> [STORED DATA]:
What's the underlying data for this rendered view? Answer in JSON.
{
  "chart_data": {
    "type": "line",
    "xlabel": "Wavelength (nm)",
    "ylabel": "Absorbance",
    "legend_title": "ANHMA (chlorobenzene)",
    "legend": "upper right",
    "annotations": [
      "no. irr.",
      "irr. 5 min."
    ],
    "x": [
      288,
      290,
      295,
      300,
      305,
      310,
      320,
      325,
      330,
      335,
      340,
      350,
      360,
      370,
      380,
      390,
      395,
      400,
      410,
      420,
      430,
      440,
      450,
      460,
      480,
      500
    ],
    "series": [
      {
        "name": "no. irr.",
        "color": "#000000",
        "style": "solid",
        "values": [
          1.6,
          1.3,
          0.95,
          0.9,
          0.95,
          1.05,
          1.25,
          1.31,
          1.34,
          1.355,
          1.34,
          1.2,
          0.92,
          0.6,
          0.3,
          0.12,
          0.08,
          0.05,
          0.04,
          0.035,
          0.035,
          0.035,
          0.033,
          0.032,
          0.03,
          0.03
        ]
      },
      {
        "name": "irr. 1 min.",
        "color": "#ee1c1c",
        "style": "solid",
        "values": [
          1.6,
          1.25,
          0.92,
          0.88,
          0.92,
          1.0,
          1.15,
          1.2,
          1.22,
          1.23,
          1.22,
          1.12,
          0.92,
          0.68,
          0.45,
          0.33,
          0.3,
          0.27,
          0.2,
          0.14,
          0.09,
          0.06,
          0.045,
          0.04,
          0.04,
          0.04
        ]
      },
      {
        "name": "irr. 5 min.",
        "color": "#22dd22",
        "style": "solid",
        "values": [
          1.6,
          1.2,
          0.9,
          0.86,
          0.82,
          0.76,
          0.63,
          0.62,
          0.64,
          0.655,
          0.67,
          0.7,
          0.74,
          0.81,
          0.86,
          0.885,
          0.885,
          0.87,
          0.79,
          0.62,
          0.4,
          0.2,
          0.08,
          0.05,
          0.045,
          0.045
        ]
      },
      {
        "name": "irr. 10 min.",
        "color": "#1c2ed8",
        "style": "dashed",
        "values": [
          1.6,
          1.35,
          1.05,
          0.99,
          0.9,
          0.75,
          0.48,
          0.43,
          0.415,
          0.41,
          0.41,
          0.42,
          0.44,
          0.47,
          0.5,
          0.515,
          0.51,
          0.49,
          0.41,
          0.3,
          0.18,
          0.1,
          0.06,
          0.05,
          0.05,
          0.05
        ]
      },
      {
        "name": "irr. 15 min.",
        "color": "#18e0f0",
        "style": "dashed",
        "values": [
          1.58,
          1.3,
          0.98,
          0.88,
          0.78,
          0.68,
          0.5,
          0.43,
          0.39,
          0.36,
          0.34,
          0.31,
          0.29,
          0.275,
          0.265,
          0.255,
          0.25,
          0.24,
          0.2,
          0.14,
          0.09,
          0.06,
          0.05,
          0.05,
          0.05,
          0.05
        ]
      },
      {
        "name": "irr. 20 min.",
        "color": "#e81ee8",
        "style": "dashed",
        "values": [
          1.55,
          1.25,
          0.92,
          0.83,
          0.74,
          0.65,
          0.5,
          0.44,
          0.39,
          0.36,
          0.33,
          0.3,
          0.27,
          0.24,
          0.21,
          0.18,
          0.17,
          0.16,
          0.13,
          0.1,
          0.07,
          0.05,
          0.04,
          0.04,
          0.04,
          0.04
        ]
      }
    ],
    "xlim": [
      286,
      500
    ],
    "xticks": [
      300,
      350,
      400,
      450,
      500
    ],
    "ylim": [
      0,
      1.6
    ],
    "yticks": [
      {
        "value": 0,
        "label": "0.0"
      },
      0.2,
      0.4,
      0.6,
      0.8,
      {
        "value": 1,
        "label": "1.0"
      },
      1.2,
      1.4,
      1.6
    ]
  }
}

> [TASK]:
Report all lines of the data that include the word "name".

> [EXERCISE SOLUTION]:
        "name": "no. irr.",
        "name": "irr. 1 min.",
        "name": "irr. 5 min.",
        "name": "irr. 10 min.",
        "name": "irr. 15 min.",
        "name": "irr. 20 min.",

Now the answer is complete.